▸ **AIM**: Pick every line with "числа" from the material below.

§ §

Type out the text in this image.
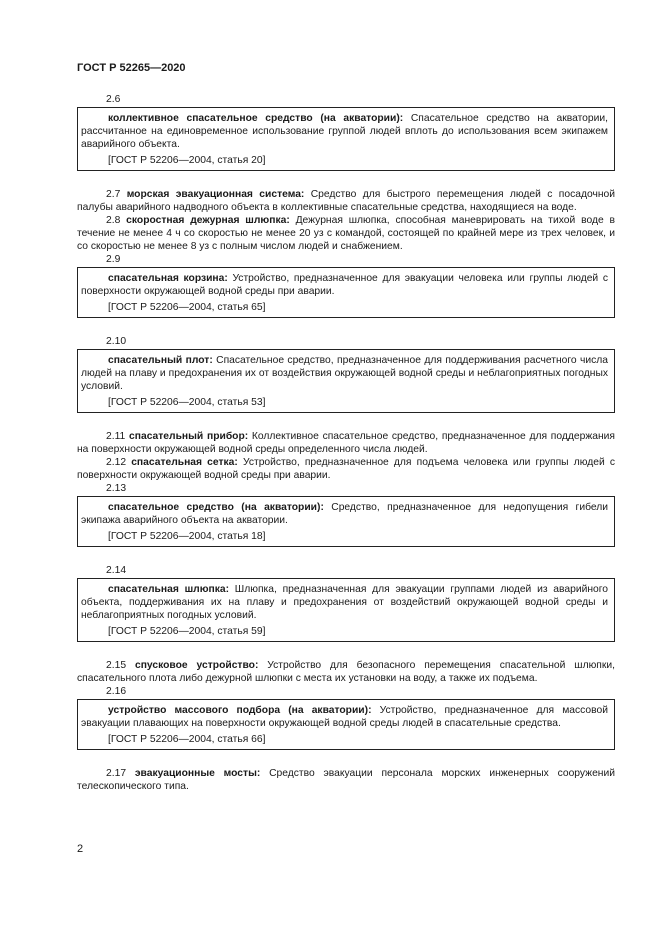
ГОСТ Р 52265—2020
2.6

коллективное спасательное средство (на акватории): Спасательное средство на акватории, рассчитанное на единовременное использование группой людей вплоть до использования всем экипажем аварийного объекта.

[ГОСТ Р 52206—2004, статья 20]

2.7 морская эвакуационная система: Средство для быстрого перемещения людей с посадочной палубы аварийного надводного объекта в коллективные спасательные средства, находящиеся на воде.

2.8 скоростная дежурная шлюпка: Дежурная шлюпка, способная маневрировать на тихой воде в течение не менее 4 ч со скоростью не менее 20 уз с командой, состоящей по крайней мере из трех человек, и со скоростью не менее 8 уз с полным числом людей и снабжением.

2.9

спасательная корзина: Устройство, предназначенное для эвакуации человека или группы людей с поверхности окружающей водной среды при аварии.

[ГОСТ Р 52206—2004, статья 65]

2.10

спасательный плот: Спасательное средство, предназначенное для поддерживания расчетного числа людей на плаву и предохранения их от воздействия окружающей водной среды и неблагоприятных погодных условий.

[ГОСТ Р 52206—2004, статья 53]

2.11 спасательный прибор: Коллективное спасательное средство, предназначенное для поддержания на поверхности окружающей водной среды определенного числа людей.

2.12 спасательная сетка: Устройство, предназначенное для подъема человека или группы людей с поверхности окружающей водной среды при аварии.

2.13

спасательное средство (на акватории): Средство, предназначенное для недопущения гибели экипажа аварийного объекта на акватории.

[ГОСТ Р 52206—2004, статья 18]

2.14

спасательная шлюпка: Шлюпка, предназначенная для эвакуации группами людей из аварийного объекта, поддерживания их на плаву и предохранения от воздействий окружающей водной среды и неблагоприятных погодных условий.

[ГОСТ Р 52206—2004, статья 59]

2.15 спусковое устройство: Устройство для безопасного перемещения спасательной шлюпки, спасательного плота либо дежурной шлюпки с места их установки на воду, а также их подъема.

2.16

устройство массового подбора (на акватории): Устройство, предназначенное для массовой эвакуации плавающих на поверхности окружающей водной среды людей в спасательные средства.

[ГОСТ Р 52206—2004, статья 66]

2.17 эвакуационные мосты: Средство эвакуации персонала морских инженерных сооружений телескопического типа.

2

§ §

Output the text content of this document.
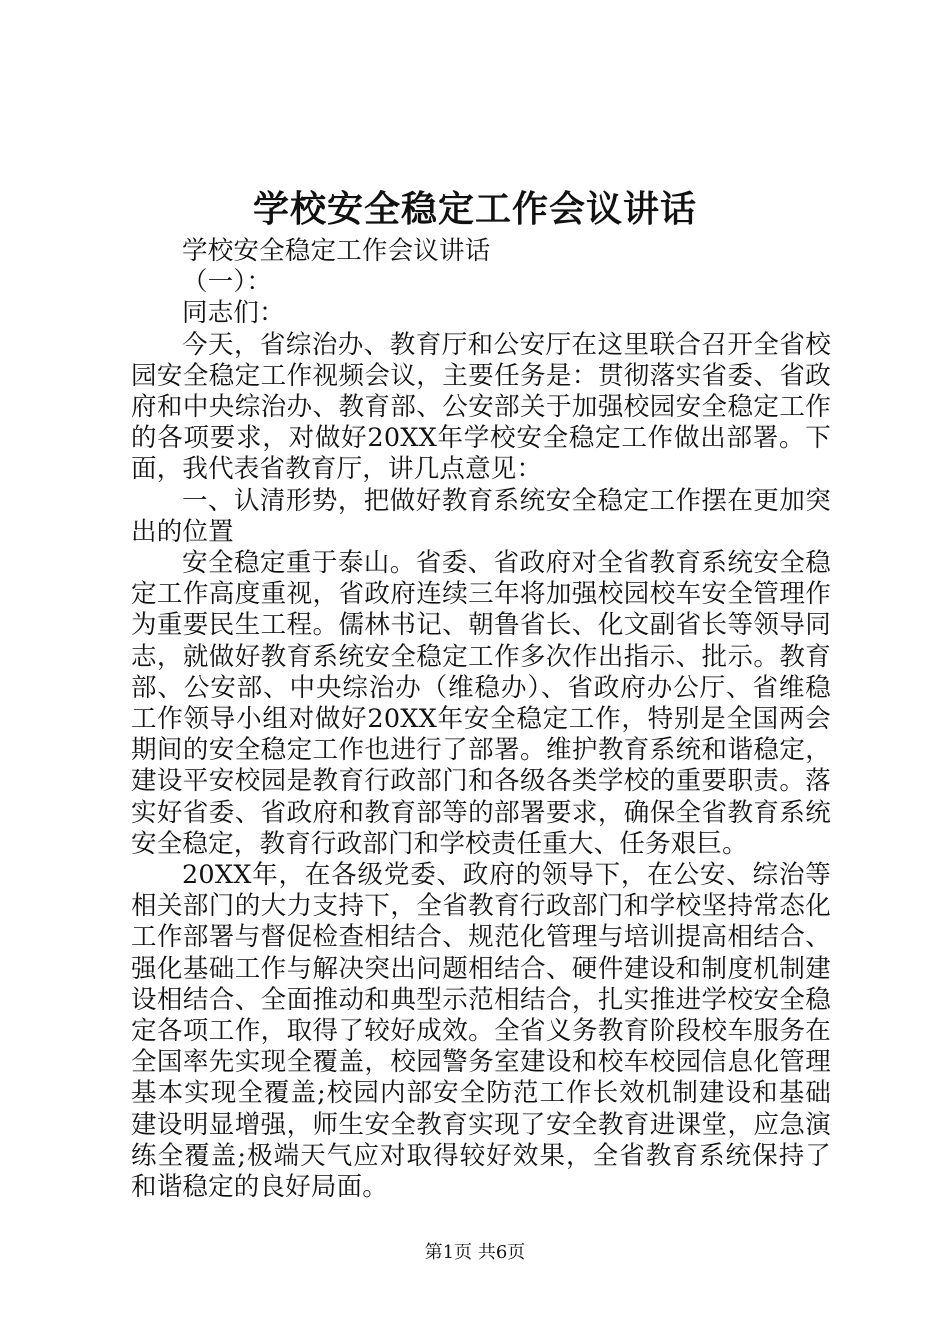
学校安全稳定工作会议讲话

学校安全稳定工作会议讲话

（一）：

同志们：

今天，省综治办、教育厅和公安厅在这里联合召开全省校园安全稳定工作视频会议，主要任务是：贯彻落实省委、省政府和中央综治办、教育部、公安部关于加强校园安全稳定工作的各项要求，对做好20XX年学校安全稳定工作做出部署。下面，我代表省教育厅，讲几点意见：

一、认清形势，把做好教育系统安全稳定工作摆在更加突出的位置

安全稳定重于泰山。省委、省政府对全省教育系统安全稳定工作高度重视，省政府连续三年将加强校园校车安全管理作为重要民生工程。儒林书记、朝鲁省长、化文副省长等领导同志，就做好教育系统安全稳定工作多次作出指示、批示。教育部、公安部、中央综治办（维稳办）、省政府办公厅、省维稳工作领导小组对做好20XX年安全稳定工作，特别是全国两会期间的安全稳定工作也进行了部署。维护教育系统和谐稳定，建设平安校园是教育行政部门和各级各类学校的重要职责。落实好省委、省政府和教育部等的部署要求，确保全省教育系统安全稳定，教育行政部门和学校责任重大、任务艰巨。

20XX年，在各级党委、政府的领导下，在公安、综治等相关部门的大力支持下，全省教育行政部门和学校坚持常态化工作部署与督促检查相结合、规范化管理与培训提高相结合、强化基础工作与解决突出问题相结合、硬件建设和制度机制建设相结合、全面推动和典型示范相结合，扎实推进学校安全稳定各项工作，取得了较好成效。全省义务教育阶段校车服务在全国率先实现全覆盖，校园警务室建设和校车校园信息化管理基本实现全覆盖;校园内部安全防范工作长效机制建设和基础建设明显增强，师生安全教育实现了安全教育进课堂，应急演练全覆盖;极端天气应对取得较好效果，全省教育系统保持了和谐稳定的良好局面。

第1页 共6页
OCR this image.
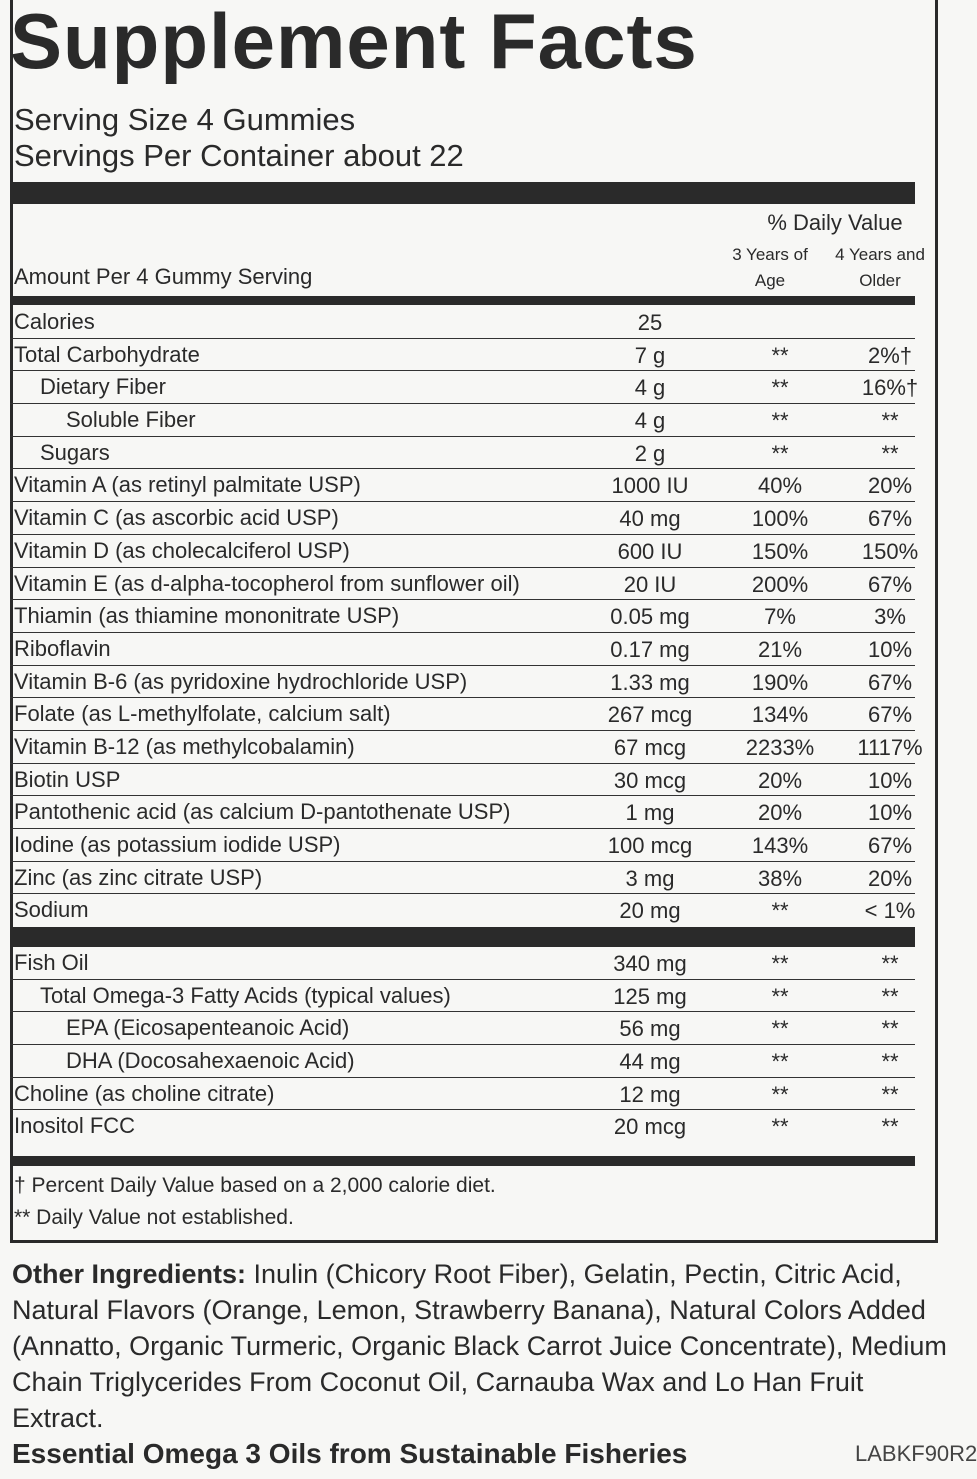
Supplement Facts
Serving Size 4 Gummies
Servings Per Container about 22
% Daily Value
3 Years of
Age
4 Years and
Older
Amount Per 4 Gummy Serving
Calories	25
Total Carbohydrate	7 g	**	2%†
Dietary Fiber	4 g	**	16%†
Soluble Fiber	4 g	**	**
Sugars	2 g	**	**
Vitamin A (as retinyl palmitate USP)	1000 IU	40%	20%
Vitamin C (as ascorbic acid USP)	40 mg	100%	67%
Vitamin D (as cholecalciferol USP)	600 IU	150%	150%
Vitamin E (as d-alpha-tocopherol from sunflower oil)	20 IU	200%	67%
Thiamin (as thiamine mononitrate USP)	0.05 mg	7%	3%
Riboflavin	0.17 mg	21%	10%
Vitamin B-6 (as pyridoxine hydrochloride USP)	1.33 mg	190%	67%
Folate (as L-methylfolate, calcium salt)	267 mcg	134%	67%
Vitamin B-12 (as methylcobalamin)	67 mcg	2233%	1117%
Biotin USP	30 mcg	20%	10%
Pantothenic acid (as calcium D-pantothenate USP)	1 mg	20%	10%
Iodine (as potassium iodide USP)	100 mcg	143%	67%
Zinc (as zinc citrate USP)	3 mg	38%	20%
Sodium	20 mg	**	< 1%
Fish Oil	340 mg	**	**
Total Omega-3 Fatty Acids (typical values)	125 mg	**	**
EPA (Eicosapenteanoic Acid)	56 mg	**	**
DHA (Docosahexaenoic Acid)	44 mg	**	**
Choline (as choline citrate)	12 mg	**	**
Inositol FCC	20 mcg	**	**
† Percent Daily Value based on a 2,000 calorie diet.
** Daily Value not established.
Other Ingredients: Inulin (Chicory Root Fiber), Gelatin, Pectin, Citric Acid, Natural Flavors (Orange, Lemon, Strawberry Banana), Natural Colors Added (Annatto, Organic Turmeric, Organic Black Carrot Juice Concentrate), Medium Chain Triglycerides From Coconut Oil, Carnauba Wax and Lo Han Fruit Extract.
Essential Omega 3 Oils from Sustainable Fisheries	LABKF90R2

§ §

▸ **FULL ANSWER**:
спасательный плот: Спасательное средство, предназначенное для поддерживания расчетного числа людей на плаву и предохранения их от воздействия окружающей водной среды и неблагоприятных погодных условий.
2.11 спасательный прибор: Коллективное спасательное средство, предназначенное для поддержания на поверхности окружающей водной среды определенного числа людей.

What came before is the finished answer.